▶ Written task:
Give the data below again, word for word.

▶ Data:
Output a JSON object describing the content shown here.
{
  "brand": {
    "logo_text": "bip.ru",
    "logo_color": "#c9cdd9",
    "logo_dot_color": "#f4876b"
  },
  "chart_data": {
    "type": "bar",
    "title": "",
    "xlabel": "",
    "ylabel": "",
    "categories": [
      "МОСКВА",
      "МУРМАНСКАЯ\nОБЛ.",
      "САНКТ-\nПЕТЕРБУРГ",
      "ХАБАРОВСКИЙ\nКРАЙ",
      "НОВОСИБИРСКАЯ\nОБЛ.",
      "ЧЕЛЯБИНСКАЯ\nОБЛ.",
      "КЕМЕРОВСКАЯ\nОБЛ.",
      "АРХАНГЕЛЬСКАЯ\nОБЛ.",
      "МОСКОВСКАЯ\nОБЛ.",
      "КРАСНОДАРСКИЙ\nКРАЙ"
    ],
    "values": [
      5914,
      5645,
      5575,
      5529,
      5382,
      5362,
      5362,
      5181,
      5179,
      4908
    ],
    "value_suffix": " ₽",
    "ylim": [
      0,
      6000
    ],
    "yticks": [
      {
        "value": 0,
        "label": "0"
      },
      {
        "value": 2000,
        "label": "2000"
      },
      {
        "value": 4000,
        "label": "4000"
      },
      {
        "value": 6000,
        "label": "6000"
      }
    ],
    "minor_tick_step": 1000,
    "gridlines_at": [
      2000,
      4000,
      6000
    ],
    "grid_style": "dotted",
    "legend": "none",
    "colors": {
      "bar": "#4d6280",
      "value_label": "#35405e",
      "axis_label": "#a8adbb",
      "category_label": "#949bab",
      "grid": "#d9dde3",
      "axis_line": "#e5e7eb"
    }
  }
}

▶ Solution to this problem:
Output a JSON object describing the content shown here.
{
  "brand": {
    "logo_text": "bip.ru",
    "logo_color": "#c9cdd9",
    "logo_dot_color": "#f4876b"
  },
  "chart_data": {
    "type": "bar",
    "title": "",
    "xlabel": "",
    "ylabel": "",
    "categories": [
      "МОСКВА",
      "МУРМАНСКАЯ\nОБЛ.",
      "САНКТ-\nПЕТЕРБУРГ",
      "ХАБАРОВСКИЙ\nКРАЙ",
      "НОВОСИБИРСКАЯ\nОБЛ.",
      "ЧЕЛЯБИНСКАЯ\nОБЛ.",
      "КЕМЕРОВСКАЯ\nОБЛ.",
      "АРХАНГЕЛЬСКАЯ\nОБЛ.",
      "МОСКОВСКАЯ\nОБЛ.",
      "КРАСНОДАРСКИЙ\nКРАЙ"
    ],
    "values": [
      5914,
      5645,
      5575,
      5529,
      5382,
      5362,
      5362,
      5181,
      5179,
      4908
    ],
    "value_suffix": " ₽",
    "ylim": [
      0,
      6000
    ],
    "yticks": [
      {
        "value": 0,
        "label": "0"
      },
      {
        "value": 2000,
        "label": "2000"
      },
      {
        "value": 4000,
        "label": "4000"
      },
      {
        "value": 6000,
        "label": "6000"
      }
    ],
    "minor_tick_step": 1000,
    "gridlines_at": [
      2000,
      4000,
      6000
    ],
    "grid_style": "dotted",
    "legend": "none",
    "colors": {
      "bar": "#4d6280",
      "value_label": "#35405e",
      "axis_label": "#a8adbb",
      "category_label": "#949bab",
      "grid": "#d9dde3",
      "axis_line": "#e5e7eb"
    }
  }
}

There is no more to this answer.